» What you need to do
Pull each line containing "name" out of the data and copy it.

Stored items:
-- BEGIN --
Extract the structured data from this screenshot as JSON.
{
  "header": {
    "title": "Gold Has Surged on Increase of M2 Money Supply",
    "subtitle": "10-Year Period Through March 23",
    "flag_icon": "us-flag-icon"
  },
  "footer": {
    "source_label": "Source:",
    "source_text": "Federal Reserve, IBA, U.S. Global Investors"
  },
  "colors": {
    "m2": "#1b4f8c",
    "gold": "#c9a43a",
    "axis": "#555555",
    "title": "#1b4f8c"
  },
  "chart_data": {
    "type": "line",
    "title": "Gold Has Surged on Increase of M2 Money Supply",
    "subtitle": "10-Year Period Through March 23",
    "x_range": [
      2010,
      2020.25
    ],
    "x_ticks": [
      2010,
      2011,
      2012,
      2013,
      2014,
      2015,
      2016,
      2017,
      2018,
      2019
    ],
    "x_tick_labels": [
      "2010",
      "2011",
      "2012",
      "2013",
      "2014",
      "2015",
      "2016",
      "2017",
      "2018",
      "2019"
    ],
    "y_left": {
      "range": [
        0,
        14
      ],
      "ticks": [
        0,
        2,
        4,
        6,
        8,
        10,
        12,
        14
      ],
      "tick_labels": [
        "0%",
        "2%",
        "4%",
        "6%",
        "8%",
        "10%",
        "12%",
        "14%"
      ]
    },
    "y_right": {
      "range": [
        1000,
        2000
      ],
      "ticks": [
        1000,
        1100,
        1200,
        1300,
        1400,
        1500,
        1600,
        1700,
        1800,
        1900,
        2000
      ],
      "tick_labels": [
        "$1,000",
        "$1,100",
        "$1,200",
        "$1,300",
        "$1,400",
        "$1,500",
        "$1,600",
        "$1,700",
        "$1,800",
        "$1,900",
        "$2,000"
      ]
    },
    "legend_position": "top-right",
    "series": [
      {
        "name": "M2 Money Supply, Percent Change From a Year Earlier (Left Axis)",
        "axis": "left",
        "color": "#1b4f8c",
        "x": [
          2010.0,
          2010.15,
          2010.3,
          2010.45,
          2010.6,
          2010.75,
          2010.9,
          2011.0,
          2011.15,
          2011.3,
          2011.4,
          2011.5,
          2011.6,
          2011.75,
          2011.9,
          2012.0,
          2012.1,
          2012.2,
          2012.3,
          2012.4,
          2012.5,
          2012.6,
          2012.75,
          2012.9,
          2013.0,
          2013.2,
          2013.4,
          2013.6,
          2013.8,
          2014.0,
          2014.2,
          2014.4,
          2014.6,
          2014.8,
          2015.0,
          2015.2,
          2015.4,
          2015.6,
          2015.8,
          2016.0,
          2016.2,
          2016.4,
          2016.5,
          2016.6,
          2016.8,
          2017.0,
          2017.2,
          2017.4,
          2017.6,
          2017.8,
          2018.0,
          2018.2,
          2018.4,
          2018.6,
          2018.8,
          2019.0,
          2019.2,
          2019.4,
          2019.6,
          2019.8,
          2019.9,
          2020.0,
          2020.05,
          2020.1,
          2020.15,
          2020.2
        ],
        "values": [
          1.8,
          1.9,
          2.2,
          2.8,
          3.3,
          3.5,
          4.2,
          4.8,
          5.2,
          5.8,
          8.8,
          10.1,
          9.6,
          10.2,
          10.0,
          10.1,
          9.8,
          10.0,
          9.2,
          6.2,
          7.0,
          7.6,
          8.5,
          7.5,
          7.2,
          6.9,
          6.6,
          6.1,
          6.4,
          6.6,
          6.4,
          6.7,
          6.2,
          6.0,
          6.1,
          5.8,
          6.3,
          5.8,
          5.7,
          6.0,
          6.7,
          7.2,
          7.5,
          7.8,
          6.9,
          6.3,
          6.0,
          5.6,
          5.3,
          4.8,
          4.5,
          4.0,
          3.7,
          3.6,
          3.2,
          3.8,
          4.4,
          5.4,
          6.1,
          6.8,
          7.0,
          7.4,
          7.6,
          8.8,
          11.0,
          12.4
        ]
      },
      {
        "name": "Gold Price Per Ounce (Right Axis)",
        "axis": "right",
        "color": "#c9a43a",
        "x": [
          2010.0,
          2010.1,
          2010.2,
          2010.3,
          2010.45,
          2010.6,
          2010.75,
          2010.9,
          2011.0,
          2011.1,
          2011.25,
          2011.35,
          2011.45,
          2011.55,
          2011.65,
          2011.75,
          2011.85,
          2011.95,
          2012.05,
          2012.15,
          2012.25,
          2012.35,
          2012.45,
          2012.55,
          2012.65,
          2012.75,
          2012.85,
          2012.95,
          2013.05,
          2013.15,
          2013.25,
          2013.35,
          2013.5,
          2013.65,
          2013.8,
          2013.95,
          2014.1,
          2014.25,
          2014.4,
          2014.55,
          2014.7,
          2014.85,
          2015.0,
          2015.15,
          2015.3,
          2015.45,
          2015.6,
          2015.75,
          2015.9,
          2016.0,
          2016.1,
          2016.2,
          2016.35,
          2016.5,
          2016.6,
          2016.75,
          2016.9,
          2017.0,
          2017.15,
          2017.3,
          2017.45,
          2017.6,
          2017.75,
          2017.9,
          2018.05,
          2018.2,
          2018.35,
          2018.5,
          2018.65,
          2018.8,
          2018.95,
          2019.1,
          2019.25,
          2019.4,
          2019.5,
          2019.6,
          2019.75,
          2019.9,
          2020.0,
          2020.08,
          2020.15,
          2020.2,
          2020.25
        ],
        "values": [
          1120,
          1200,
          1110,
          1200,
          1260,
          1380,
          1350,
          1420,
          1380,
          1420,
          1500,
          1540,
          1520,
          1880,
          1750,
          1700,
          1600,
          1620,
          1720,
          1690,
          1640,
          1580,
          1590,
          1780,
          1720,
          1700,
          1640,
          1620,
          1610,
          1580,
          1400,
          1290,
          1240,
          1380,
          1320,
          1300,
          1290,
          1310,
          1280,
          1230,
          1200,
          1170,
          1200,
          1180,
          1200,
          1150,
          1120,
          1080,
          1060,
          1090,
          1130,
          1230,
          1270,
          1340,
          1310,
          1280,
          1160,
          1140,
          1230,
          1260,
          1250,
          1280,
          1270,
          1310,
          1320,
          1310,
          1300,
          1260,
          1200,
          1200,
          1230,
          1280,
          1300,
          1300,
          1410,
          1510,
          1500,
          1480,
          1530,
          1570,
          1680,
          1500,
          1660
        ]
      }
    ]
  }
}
-- END --
» Completed exercise
        "name": "M2 Money Supply, Percent Change From a Year Earlier (Left Axis)",
        "name": "Gold Price Per Ounce (Right Axis)",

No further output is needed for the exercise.